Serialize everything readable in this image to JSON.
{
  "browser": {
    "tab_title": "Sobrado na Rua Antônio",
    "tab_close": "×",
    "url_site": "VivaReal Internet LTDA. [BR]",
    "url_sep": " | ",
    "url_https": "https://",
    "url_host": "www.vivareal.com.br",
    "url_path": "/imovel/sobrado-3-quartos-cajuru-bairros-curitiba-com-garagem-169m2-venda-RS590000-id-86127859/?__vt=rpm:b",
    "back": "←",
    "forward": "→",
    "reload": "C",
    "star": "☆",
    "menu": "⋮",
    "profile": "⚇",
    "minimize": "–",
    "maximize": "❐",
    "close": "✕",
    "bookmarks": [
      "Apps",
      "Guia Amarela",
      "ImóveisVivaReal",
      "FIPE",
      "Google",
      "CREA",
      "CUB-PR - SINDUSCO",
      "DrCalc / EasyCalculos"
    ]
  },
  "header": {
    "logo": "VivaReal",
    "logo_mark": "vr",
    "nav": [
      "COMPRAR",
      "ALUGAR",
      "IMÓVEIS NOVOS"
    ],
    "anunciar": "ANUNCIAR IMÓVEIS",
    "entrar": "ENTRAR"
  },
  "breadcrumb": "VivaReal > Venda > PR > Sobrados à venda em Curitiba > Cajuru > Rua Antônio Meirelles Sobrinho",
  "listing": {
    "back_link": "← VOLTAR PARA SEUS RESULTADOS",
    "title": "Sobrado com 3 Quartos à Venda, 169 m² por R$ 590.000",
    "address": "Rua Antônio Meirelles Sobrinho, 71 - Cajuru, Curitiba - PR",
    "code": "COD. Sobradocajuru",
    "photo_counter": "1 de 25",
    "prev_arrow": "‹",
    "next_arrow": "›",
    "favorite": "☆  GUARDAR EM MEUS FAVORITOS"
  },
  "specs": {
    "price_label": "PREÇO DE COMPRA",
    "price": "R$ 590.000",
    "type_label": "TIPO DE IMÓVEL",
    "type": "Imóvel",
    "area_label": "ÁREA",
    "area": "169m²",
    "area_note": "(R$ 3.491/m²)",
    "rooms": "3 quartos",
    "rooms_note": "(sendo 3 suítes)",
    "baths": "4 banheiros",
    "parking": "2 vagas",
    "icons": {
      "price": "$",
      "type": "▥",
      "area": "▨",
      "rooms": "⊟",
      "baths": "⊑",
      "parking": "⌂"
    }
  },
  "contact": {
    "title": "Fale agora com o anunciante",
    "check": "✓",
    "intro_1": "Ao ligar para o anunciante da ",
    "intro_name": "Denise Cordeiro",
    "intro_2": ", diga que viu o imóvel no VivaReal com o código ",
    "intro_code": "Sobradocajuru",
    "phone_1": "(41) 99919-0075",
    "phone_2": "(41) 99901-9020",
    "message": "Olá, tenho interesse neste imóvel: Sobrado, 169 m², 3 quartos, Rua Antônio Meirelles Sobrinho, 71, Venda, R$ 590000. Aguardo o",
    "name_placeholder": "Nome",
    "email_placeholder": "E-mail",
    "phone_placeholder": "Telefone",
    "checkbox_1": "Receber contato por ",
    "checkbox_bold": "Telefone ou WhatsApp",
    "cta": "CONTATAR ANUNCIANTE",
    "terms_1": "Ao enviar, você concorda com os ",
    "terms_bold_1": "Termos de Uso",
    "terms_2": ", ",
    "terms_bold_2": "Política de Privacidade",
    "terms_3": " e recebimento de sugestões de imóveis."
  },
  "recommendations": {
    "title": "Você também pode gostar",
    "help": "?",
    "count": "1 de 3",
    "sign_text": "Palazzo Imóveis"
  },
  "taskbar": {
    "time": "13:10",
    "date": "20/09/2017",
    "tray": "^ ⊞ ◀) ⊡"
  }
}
**********
Your task is to transcribe the material exactly.

**TASK RESULT:**
Serialize everything readable in this image to JSON.
{
  "browser": {
    "tab_title": "Sobrado na Rua Antônio",
    "tab_close": "×",
    "url_site": "VivaReal Internet LTDA. [BR]",
    "url_sep": " | ",
    "url_https": "https://",
    "url_host": "www.vivareal.com.br",
    "url_path": "/imovel/sobrado-3-quartos-cajuru-bairros-curitiba-com-garagem-169m2-venda-RS590000-id-86127859/?__vt=rpm:b",
    "back": "←",
    "forward": "→",
    "reload": "C",
    "star": "☆",
    "menu": "⋮",
    "profile": "⚇",
    "minimize": "–",
    "maximize": "❐",
    "close": "✕",
    "bookmarks": [
      "Apps",
      "Guia Amarela",
      "ImóveisVivaReal",
      "FIPE",
      "Google",
      "CREA",
      "CUB-PR - SINDUSCO",
      "DrCalc / EasyCalculos"
    ]
  },
  "header": {
    "logo": "VivaReal",
    "logo_mark": "vr",
    "nav": [
      "COMPRAR",
      "ALUGAR",
      "IMÓVEIS NOVOS"
    ],
    "anunciar": "ANUNCIAR IMÓVEIS",
    "entrar": "ENTRAR"
  },
  "breadcrumb": "VivaReal > Venda > PR > Sobrados à venda em Curitiba > Cajuru > Rua Antônio Meirelles Sobrinho",
  "listing": {
    "back_link": "← VOLTAR PARA SEUS RESULTADOS",
    "title": "Sobrado com 3 Quartos à Venda, 169 m² por R$ 590.000",
    "address": "Rua Antônio Meirelles Sobrinho, 71 - Cajuru, Curitiba - PR",
    "code": "COD. Sobradocajuru",
    "photo_counter": "1 de 25",
    "prev_arrow": "‹",
    "next_arrow": "›",
    "favorite": "☆  GUARDAR EM MEUS FAVORITOS"
  },
  "specs": {
    "price_label": "PREÇO DE COMPRA",
    "price": "R$ 590.000",
    "type_label": "TIPO DE IMÓVEL",
    "type": "Imóvel",
    "area_label": "ÁREA",
    "area": "169m²",
    "area_note": "(R$ 3.491/m²)",
    "rooms": "3 quartos",
    "rooms_note": "(sendo 3 suítes)",
    "baths": "4 banheiros",
    "parking": "2 vagas",
    "icons": {
      "price": "$",
      "type": "▥",
      "area": "▨",
      "rooms": "⊟",
      "baths": "⊑",
      "parking": "⌂"
    }
  },
  "contact": {
    "title": "Fale agora com o anunciante",
    "check": "✓",
    "intro_1": "Ao ligar para o anunciante da ",
    "intro_name": "Denise Cordeiro",
    "intro_2": ", diga que viu o imóvel no VivaReal com o código ",
    "intro_code": "Sobradocajuru",
    "phone_1": "(41) 99919-0075",
    "phone_2": "(41) 99901-9020",
    "message": "Olá, tenho interesse neste imóvel: Sobrado, 169 m², 3 quartos, Rua Antônio Meirelles Sobrinho, 71, Venda, R$ 590000. Aguardo o",
    "name_placeholder": "Nome",
    "email_placeholder": "E-mail",
    "phone_placeholder": "Telefone",
    "checkbox_1": "Receber contato por ",
    "checkbox_bold": "Telefone ou WhatsApp",
    "cta": "CONTATAR ANUNCIANTE",
    "terms_1": "Ao enviar, você concorda com os ",
    "terms_bold_1": "Termos de Uso",
    "terms_2": ", ",
    "terms_bold_2": "Política de Privacidade",
    "terms_3": " e recebimento de sugestões de imóveis."
  },
  "recommendations": {
    "title": "Você também pode gostar",
    "help": "?",
    "count": "1 de 3",
    "sign_text": "Palazzo Imóveis"
  },
  "taskbar": {
    "time": "13:10",
    "date": "20/09/2017",
    "tray": "^ ⊞ ◀) ⊡"
  }
}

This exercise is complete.